Below are the records. List every line holding the word "text".

AVAILABLE DATA.
..........
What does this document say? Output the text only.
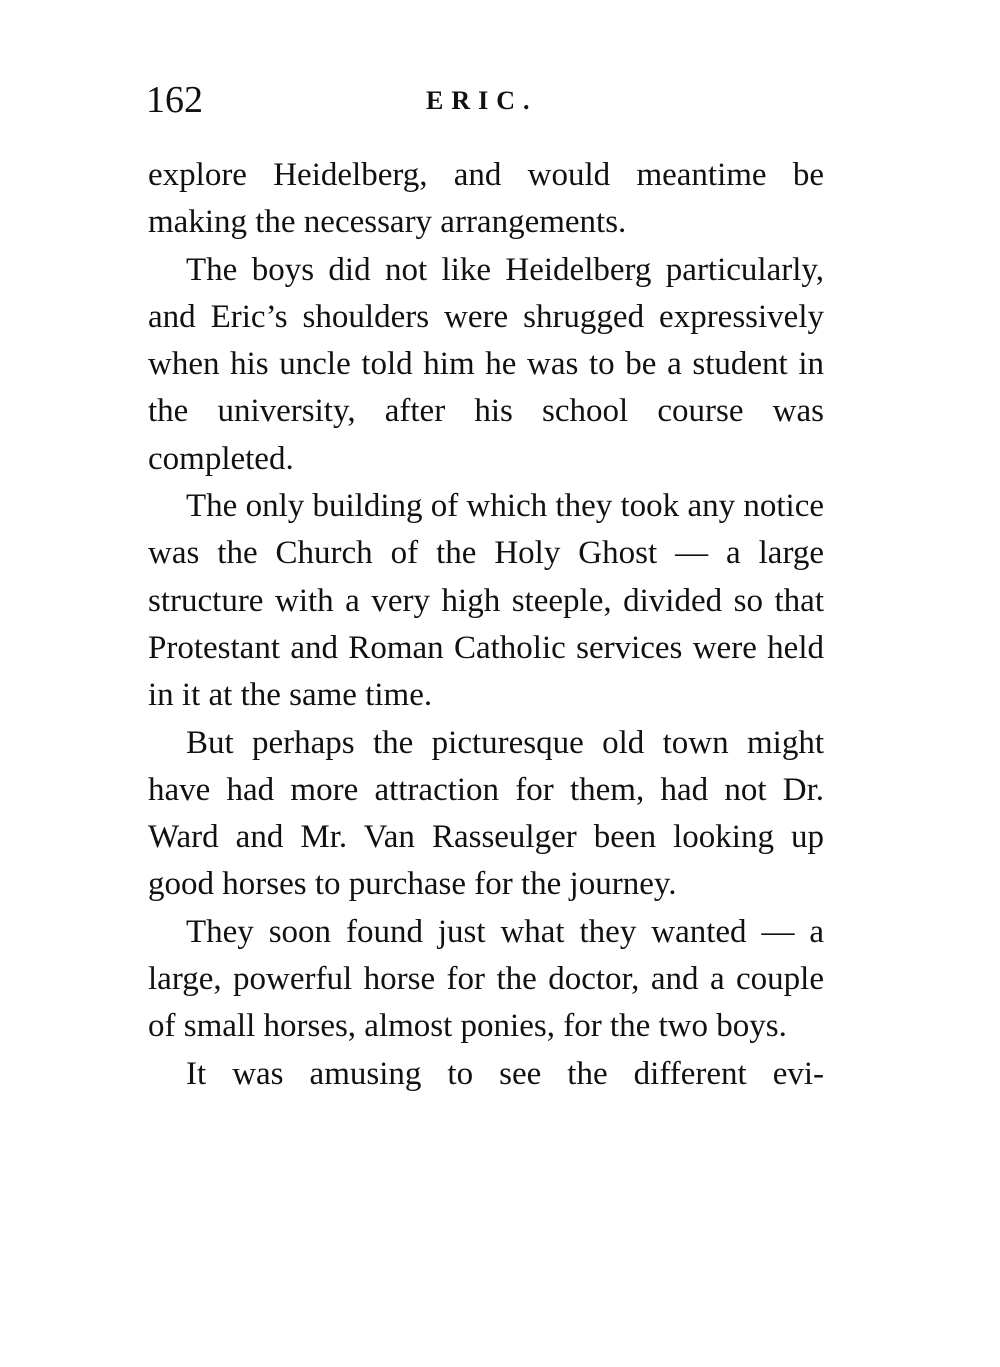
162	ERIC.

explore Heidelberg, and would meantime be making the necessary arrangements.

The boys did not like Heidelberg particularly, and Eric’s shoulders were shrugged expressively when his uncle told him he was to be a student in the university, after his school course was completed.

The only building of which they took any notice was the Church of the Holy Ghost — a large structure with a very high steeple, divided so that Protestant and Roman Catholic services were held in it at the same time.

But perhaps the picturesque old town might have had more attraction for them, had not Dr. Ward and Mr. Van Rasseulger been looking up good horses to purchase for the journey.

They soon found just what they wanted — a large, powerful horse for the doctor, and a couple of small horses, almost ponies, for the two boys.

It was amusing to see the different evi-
..........
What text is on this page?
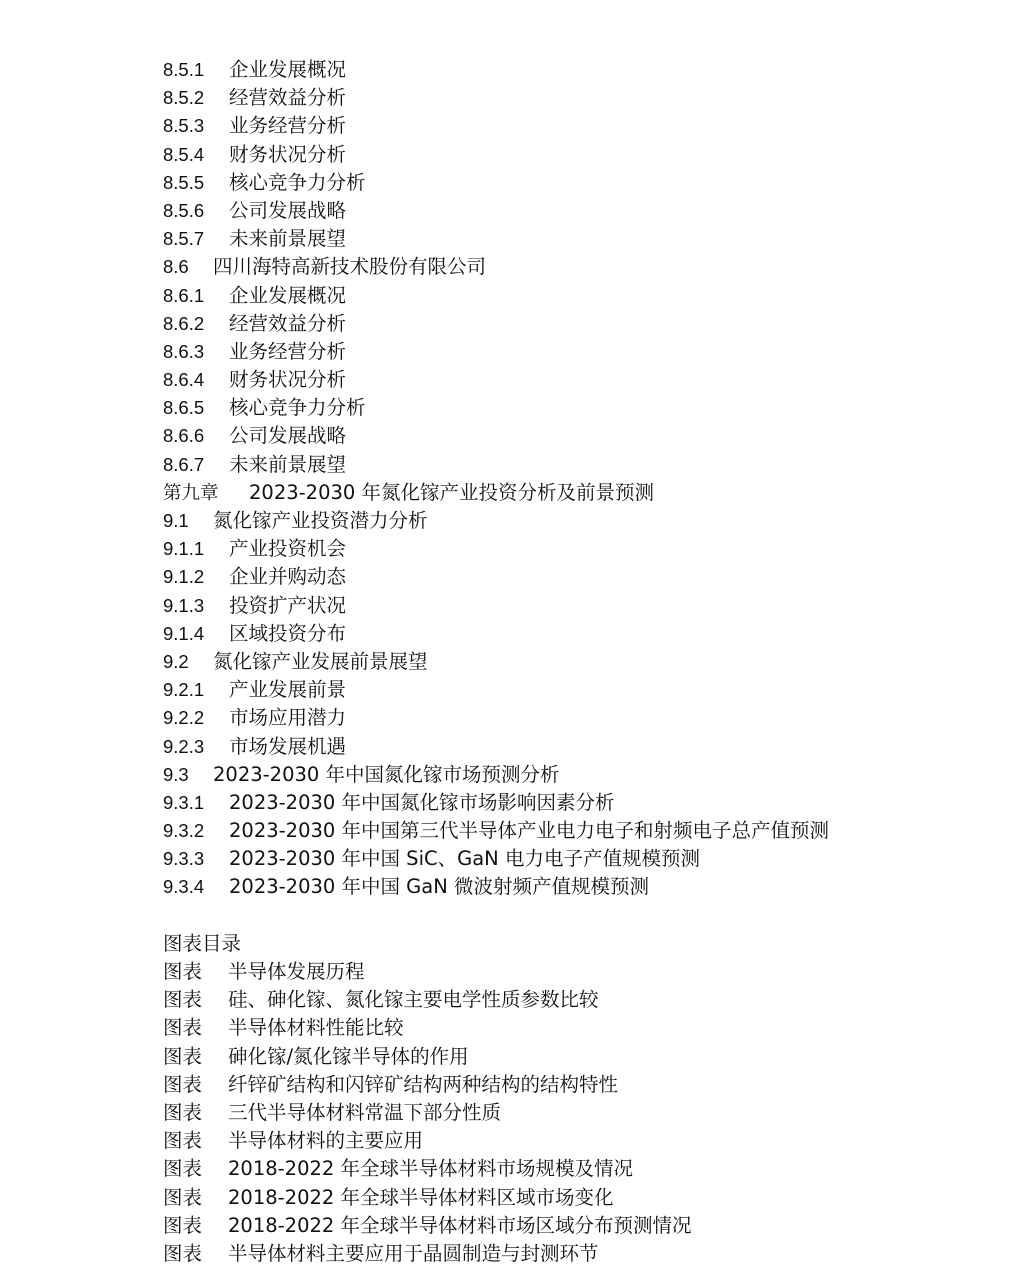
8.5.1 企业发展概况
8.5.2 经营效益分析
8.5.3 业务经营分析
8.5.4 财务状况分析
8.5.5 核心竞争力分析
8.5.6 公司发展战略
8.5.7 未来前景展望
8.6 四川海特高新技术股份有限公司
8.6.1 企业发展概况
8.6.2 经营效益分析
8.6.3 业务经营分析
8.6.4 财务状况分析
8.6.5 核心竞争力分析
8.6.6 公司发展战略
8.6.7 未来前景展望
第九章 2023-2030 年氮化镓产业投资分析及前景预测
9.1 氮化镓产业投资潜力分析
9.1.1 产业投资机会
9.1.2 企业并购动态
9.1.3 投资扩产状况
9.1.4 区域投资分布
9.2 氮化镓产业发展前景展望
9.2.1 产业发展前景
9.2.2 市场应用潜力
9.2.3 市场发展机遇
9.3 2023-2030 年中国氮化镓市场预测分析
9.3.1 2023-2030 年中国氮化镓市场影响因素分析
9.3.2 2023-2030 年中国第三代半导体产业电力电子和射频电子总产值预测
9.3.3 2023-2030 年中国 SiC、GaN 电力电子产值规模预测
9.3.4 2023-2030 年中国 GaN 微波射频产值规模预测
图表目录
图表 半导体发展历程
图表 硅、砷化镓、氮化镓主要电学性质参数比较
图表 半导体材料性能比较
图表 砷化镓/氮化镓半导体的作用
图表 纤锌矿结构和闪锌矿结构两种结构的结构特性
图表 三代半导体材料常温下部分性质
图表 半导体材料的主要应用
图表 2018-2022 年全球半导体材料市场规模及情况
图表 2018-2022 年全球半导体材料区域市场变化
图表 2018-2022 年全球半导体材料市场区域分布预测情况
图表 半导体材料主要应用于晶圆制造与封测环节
..........
WRITTEN ANSWER.
What does this document say? Output the text only.
What text is on this page?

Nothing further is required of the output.